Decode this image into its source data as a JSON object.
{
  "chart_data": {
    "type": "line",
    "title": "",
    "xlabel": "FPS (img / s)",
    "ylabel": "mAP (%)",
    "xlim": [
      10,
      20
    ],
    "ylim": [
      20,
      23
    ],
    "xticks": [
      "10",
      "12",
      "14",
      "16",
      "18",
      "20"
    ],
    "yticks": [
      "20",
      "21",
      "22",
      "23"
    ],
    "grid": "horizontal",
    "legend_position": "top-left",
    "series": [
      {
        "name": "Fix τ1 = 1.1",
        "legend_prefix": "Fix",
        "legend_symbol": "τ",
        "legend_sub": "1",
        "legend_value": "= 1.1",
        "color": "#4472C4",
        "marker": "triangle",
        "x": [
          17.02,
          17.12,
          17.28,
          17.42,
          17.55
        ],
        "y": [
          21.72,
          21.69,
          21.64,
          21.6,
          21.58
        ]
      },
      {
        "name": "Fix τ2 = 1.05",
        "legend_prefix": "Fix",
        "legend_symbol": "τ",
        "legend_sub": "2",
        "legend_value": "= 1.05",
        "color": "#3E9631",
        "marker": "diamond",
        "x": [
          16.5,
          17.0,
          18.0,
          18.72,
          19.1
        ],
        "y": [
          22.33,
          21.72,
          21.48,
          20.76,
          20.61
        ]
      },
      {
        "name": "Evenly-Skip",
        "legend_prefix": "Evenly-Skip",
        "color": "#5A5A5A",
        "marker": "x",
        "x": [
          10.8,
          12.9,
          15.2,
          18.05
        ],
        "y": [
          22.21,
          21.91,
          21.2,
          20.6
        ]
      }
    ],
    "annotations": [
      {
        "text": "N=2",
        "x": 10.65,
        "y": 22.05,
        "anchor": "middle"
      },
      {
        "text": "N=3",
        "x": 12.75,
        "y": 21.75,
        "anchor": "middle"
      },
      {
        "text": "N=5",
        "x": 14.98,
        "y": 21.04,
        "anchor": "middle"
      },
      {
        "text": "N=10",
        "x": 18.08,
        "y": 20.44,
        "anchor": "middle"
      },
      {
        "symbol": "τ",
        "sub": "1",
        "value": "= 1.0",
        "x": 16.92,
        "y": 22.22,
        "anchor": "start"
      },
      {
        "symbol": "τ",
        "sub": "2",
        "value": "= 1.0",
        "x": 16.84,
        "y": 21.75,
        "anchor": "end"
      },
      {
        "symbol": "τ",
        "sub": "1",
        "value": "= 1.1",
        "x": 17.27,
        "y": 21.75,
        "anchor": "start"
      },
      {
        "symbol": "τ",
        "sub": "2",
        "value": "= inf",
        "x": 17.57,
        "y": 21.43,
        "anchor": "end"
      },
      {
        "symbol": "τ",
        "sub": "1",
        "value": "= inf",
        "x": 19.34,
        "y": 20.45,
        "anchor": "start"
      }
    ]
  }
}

TASK INSTRUCTIONS = Retype the material in full, character for character.

OUTPUT FOR THIS EXERCISE =
Decode this image into its source data as a JSON object.
{
  "chart_data": {
    "type": "line",
    "title": "",
    "xlabel": "FPS (img / s)",
    "ylabel": "mAP (%)",
    "xlim": [
      10,
      20
    ],
    "ylim": [
      20,
      23
    ],
    "xticks": [
      "10",
      "12",
      "14",
      "16",
      "18",
      "20"
    ],
    "yticks": [
      "20",
      "21",
      "22",
      "23"
    ],
    "grid": "horizontal",
    "legend_position": "top-left",
    "series": [
      {
        "name": "Fix τ1 = 1.1",
        "legend_prefix": "Fix",
        "legend_symbol": "τ",
        "legend_sub": "1",
        "legend_value": "= 1.1",
        "color": "#4472C4",
        "marker": "triangle",
        "x": [
          17.02,
          17.12,
          17.28,
          17.42,
          17.55
        ],
        "y": [
          21.72,
          21.69,
          21.64,
          21.6,
          21.58
        ]
      },
      {
        "name": "Fix τ2 = 1.05",
        "legend_prefix": "Fix",
        "legend_symbol": "τ",
        "legend_sub": "2",
        "legend_value": "= 1.05",
        "color": "#3E9631",
        "marker": "diamond",
        "x": [
          16.5,
          17.0,
          18.0,
          18.72,
          19.1
        ],
        "y": [
          22.33,
          21.72,
          21.48,
          20.76,
          20.61
        ]
      },
      {
        "name": "Evenly-Skip",
        "legend_prefix": "Evenly-Skip",
        "color": "#5A5A5A",
        "marker": "x",
        "x": [
          10.8,
          12.9,
          15.2,
          18.05
        ],
        "y": [
          22.21,
          21.91,
          21.2,
          20.6
        ]
      }
    ],
    "annotations": [
      {
        "text": "N=2",
        "x": 10.65,
        "y": 22.05,
        "anchor": "middle"
      },
      {
        "text": "N=3",
        "x": 12.75,
        "y": 21.75,
        "anchor": "middle"
      },
      {
        "text": "N=5",
        "x": 14.98,
        "y": 21.04,
        "anchor": "middle"
      },
      {
        "text": "N=10",
        "x": 18.08,
        "y": 20.44,
        "anchor": "middle"
      },
      {
        "symbol": "τ",
        "sub": "1",
        "value": "= 1.0",
        "x": 16.92,
        "y": 22.22,
        "anchor": "start"
      },
      {
        "symbol": "τ",
        "sub": "2",
        "value": "= 1.0",
        "x": 16.84,
        "y": 21.75,
        "anchor": "end"
      },
      {
        "symbol": "τ",
        "sub": "1",
        "value": "= 1.1",
        "x": 17.27,
        "y": 21.75,
        "anchor": "start"
      },
      {
        "symbol": "τ",
        "sub": "2",
        "value": "= inf",
        "x": 17.57,
        "y": 21.43,
        "anchor": "end"
      },
      {
        "symbol": "τ",
        "sub": "1",
        "value": "= inf",
        "x": 19.34,
        "y": 20.45,
        "anchor": "start"
      }
    ]
  }
}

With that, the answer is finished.